◆ PROBLEM DETAILS: Select each line where the word "this" appears.

---

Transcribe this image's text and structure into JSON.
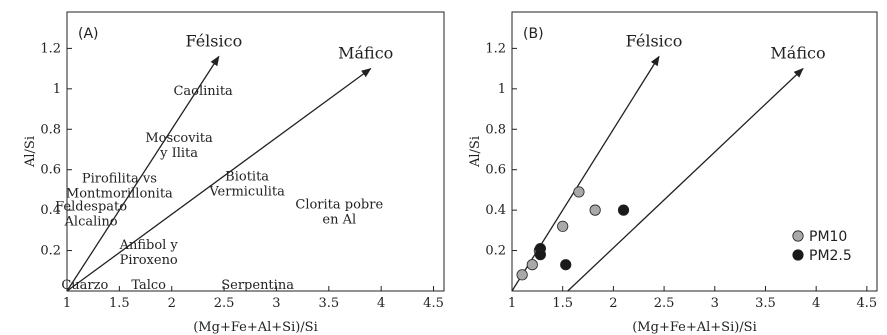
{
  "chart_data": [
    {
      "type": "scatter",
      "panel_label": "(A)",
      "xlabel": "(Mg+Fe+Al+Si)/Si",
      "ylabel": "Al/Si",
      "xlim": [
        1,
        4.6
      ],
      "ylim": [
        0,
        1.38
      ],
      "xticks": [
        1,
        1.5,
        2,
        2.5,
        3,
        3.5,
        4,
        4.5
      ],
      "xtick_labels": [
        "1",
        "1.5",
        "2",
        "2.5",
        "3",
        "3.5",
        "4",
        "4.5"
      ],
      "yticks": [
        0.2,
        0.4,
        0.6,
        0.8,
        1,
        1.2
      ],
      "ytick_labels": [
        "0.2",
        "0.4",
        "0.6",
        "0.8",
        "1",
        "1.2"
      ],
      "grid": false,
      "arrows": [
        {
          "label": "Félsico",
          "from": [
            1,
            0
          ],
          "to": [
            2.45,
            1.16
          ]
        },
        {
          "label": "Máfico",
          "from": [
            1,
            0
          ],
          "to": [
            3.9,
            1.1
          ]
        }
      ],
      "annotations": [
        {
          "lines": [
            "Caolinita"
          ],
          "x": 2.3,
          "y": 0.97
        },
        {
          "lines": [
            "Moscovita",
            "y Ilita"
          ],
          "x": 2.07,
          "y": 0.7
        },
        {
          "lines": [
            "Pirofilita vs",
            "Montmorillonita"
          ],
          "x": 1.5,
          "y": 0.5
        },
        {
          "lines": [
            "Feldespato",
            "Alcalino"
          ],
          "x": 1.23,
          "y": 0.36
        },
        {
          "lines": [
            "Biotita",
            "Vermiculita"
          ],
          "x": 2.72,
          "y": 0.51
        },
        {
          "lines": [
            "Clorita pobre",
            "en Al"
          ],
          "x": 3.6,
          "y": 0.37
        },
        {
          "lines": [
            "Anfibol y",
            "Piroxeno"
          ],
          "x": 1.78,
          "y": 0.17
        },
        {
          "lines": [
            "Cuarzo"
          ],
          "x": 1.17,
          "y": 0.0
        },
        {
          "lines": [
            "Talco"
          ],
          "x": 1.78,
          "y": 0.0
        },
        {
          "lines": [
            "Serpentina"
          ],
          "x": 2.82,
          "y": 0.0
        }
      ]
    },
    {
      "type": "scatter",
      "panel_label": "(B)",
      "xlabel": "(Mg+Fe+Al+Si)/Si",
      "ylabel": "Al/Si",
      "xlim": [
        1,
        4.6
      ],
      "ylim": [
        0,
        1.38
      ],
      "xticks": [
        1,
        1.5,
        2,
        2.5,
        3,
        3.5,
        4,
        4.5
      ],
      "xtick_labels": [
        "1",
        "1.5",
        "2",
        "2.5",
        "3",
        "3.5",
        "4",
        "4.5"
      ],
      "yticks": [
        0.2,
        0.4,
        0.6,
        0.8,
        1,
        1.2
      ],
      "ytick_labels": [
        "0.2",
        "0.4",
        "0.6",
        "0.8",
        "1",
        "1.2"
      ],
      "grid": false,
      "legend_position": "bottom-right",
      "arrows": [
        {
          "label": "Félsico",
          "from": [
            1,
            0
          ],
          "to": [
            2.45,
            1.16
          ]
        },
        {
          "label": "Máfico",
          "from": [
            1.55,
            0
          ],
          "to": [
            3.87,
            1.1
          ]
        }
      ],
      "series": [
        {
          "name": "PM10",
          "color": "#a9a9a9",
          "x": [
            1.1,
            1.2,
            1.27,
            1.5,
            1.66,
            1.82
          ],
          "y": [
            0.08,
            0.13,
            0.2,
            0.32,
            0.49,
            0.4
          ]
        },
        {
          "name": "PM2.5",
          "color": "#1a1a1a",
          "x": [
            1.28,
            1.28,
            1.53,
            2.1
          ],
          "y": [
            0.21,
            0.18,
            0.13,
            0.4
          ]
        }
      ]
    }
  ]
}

---

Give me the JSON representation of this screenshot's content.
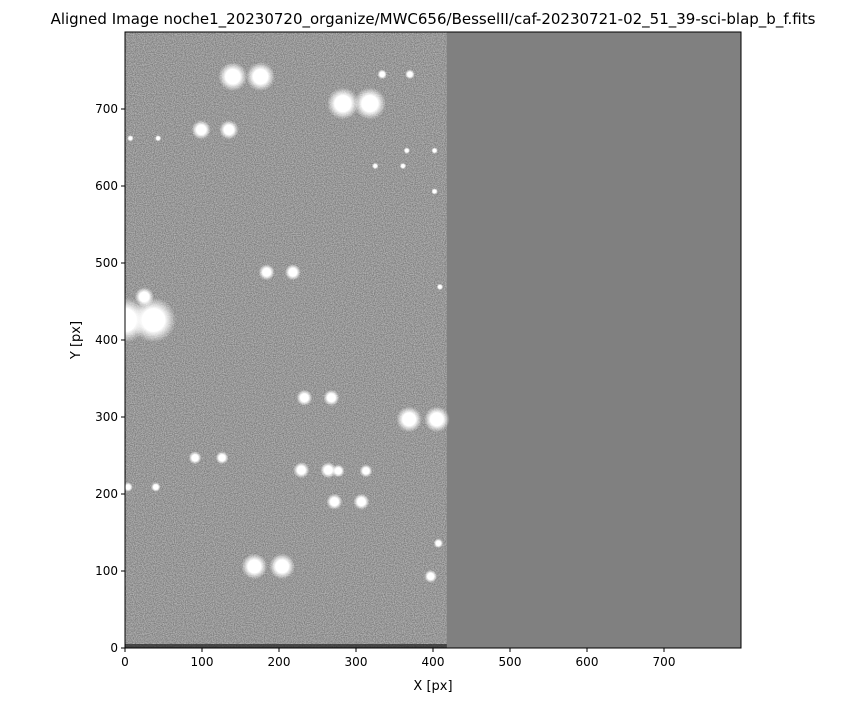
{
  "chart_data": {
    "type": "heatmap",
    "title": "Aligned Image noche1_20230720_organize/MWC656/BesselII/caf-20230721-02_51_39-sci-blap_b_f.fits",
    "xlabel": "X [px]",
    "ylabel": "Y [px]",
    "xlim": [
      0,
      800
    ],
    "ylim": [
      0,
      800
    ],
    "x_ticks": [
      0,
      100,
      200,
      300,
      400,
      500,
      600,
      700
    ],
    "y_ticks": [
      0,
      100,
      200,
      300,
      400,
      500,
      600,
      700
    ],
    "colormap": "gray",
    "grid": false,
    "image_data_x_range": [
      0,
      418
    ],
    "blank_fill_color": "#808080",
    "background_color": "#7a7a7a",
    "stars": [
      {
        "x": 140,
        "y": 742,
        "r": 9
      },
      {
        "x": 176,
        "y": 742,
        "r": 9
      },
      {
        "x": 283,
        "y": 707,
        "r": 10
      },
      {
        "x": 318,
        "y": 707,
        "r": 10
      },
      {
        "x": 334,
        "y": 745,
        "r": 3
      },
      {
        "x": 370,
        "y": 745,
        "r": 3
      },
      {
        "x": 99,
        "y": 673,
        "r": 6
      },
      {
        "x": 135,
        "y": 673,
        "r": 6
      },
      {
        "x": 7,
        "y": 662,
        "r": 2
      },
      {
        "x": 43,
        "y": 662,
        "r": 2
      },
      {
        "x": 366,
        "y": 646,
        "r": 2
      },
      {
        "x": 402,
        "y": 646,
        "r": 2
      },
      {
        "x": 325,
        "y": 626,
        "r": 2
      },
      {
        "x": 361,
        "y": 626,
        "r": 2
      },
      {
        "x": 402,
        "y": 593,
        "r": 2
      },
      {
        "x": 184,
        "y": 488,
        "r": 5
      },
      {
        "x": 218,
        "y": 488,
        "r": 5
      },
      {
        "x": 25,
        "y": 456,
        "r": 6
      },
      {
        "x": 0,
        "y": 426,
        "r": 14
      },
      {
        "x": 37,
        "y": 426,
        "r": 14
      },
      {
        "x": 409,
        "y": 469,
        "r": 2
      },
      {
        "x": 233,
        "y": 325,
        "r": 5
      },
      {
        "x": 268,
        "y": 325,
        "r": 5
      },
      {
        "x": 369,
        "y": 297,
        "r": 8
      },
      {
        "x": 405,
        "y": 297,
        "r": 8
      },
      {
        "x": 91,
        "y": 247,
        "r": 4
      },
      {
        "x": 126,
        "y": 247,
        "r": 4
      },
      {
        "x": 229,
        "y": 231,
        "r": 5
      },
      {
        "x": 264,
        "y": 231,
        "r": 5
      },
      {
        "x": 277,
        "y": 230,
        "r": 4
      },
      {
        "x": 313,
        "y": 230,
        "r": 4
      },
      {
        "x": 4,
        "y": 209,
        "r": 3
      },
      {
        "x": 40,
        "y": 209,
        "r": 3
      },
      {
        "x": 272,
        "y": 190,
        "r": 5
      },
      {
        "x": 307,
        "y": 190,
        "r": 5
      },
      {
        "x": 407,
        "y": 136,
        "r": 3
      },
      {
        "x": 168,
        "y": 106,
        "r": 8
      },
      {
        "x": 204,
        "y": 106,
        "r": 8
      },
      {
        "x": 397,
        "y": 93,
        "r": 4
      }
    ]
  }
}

---

◆ TASK SOLUTION:
Transcribe this image's text and structure into JSON.
Give me the JSON representation of this screenshot's content.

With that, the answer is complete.